-- Work to be completed --
Extract each line of the data below exactly as written.

------------------------------------------------

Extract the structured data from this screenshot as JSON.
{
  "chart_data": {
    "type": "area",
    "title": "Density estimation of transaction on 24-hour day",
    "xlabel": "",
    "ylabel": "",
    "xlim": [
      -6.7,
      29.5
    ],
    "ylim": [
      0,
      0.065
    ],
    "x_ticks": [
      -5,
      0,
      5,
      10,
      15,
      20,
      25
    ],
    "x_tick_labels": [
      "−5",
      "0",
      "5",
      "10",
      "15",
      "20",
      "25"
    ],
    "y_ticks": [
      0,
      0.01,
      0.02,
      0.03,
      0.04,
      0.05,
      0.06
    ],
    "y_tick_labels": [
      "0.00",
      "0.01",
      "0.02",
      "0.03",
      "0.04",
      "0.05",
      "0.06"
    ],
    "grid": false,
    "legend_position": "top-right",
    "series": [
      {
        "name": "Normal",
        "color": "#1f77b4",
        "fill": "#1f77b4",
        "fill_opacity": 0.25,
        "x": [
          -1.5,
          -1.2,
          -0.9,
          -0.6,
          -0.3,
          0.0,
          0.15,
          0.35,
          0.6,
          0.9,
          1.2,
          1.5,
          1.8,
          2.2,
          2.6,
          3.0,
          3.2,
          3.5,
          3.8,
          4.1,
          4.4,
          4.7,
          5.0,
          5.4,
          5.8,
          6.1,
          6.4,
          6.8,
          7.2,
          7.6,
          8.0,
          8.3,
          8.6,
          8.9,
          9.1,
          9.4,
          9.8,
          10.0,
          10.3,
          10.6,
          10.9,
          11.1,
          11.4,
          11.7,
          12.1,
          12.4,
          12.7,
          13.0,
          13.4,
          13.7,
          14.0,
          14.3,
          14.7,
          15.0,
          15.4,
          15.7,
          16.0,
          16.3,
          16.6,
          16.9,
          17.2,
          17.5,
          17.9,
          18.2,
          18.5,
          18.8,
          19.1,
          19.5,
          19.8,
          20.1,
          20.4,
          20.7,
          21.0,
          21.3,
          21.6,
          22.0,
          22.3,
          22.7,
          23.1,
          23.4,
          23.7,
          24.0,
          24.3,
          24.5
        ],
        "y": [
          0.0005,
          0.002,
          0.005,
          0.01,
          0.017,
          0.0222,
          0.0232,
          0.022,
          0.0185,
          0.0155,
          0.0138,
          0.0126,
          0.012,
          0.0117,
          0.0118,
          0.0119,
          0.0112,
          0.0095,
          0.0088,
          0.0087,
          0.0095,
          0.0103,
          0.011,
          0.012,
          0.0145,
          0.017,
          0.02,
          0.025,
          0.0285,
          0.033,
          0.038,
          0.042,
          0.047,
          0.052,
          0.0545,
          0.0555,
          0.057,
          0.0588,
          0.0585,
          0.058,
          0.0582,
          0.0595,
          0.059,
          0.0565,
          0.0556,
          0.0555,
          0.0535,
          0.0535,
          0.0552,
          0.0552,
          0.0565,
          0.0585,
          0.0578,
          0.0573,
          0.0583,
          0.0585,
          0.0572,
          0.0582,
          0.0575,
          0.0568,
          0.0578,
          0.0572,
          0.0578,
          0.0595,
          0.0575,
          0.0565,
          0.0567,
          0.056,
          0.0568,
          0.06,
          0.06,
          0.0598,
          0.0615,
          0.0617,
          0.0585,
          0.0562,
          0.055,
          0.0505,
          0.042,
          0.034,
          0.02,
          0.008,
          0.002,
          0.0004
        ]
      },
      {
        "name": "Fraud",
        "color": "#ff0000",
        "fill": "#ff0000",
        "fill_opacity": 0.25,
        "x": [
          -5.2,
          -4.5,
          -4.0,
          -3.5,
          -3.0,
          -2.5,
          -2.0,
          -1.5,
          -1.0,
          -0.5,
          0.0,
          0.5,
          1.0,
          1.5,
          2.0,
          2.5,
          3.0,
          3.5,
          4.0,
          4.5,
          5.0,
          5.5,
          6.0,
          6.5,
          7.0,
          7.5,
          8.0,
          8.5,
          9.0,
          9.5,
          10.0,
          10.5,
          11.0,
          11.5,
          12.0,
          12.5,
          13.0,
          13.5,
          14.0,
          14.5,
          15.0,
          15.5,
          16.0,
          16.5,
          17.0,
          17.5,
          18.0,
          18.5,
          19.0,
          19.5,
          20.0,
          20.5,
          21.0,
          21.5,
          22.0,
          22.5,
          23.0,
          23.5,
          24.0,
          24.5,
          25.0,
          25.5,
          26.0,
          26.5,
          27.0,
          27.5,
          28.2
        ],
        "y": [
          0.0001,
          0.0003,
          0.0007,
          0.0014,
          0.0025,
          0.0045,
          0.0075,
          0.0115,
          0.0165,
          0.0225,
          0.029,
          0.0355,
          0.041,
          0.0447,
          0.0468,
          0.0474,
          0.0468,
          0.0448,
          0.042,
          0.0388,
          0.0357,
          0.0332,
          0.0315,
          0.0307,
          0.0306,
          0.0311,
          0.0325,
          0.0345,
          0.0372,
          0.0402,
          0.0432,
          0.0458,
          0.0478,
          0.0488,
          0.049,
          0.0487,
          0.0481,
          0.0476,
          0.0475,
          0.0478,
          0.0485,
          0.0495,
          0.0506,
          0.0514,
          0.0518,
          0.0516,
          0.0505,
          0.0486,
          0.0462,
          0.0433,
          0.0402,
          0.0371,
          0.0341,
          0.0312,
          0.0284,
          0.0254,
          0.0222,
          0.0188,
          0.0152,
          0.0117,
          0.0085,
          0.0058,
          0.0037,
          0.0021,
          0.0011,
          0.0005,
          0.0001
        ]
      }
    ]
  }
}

------------------------------------------------

-- Exercise answer --
Extract the structured data from this screenshot as JSON.
{
  "chart_data": {
    "type": "area",
    "title": "Density estimation of transaction on 24-hour day",
    "xlabel": "",
    "ylabel": "",
    "xlim": [
      -6.7,
      29.5
    ],
    "ylim": [
      0,
      0.065
    ],
    "x_ticks": [
      -5,
      0,
      5,
      10,
      15,
      20,
      25
    ],
    "x_tick_labels": [
      "−5",
      "0",
      "5",
      "10",
      "15",
      "20",
      "25"
    ],
    "y_ticks": [
      0,
      0.01,
      0.02,
      0.03,
      0.04,
      0.05,
      0.06
    ],
    "y_tick_labels": [
      "0.00",
      "0.01",
      "0.02",
      "0.03",
      "0.04",
      "0.05",
      "0.06"
    ],
    "grid": false,
    "legend_position": "top-right",
    "series": [
      {
        "name": "Normal",
        "color": "#1f77b4",
        "fill": "#1f77b4",
        "fill_opacity": 0.25,
        "x": [
          -1.5,
          -1.2,
          -0.9,
          -0.6,
          -0.3,
          0.0,
          0.15,
          0.35,
          0.6,
          0.9,
          1.2,
          1.5,
          1.8,
          2.2,
          2.6,
          3.0,
          3.2,
          3.5,
          3.8,
          4.1,
          4.4,
          4.7,
          5.0,
          5.4,
          5.8,
          6.1,
          6.4,
          6.8,
          7.2,
          7.6,
          8.0,
          8.3,
          8.6,
          8.9,
          9.1,
          9.4,
          9.8,
          10.0,
          10.3,
          10.6,
          10.9,
          11.1,
          11.4,
          11.7,
          12.1,
          12.4,
          12.7,
          13.0,
          13.4,
          13.7,
          14.0,
          14.3,
          14.7,
          15.0,
          15.4,
          15.7,
          16.0,
          16.3,
          16.6,
          16.9,
          17.2,
          17.5,
          17.9,
          18.2,
          18.5,
          18.8,
          19.1,
          19.5,
          19.8,
          20.1,
          20.4,
          20.7,
          21.0,
          21.3,
          21.6,
          22.0,
          22.3,
          22.7,
          23.1,
          23.4,
          23.7,
          24.0,
          24.3,
          24.5
        ],
        "y": [
          0.0005,
          0.002,
          0.005,
          0.01,
          0.017,
          0.0222,
          0.0232,
          0.022,
          0.0185,
          0.0155,
          0.0138,
          0.0126,
          0.012,
          0.0117,
          0.0118,
          0.0119,
          0.0112,
          0.0095,
          0.0088,
          0.0087,
          0.0095,
          0.0103,
          0.011,
          0.012,
          0.0145,
          0.017,
          0.02,
          0.025,
          0.0285,
          0.033,
          0.038,
          0.042,
          0.047,
          0.052,
          0.0545,
          0.0555,
          0.057,
          0.0588,
          0.0585,
          0.058,
          0.0582,
          0.0595,
          0.059,
          0.0565,
          0.0556,
          0.0555,
          0.0535,
          0.0535,
          0.0552,
          0.0552,
          0.0565,
          0.0585,
          0.0578,
          0.0573,
          0.0583,
          0.0585,
          0.0572,
          0.0582,
          0.0575,
          0.0568,
          0.0578,
          0.0572,
          0.0578,
          0.0595,
          0.0575,
          0.0565,
          0.0567,
          0.056,
          0.0568,
          0.06,
          0.06,
          0.0598,
          0.0615,
          0.0617,
          0.0585,
          0.0562,
          0.055,
          0.0505,
          0.042,
          0.034,
          0.02,
          0.008,
          0.002,
          0.0004
        ]
      },
      {
        "name": "Fraud",
        "color": "#ff0000",
        "fill": "#ff0000",
        "fill_opacity": 0.25,
        "x": [
          -5.2,
          -4.5,
          -4.0,
          -3.5,
          -3.0,
          -2.5,
          -2.0,
          -1.5,
          -1.0,
          -0.5,
          0.0,
          0.5,
          1.0,
          1.5,
          2.0,
          2.5,
          3.0,
          3.5,
          4.0,
          4.5,
          5.0,
          5.5,
          6.0,
          6.5,
          7.0,
          7.5,
          8.0,
          8.5,
          9.0,
          9.5,
          10.0,
          10.5,
          11.0,
          11.5,
          12.0,
          12.5,
          13.0,
          13.5,
          14.0,
          14.5,
          15.0,
          15.5,
          16.0,
          16.5,
          17.0,
          17.5,
          18.0,
          18.5,
          19.0,
          19.5,
          20.0,
          20.5,
          21.0,
          21.5,
          22.0,
          22.5,
          23.0,
          23.5,
          24.0,
          24.5,
          25.0,
          25.5,
          26.0,
          26.5,
          27.0,
          27.5,
          28.2
        ],
        "y": [
          0.0001,
          0.0003,
          0.0007,
          0.0014,
          0.0025,
          0.0045,
          0.0075,
          0.0115,
          0.0165,
          0.0225,
          0.029,
          0.0355,
          0.041,
          0.0447,
          0.0468,
          0.0474,
          0.0468,
          0.0448,
          0.042,
          0.0388,
          0.0357,
          0.0332,
          0.0315,
          0.0307,
          0.0306,
          0.0311,
          0.0325,
          0.0345,
          0.0372,
          0.0402,
          0.0432,
          0.0458,
          0.0478,
          0.0488,
          0.049,
          0.0487,
          0.0481,
          0.0476,
          0.0475,
          0.0478,
          0.0485,
          0.0495,
          0.0506,
          0.0514,
          0.0518,
          0.0516,
          0.0505,
          0.0486,
          0.0462,
          0.0433,
          0.0402,
          0.0371,
          0.0341,
          0.0312,
          0.0284,
          0.0254,
          0.0222,
          0.0188,
          0.0152,
          0.0117,
          0.0085,
          0.0058,
          0.0037,
          0.0021,
          0.0011,
          0.0005,
          0.0001
        ]
      }
    ]
  }
}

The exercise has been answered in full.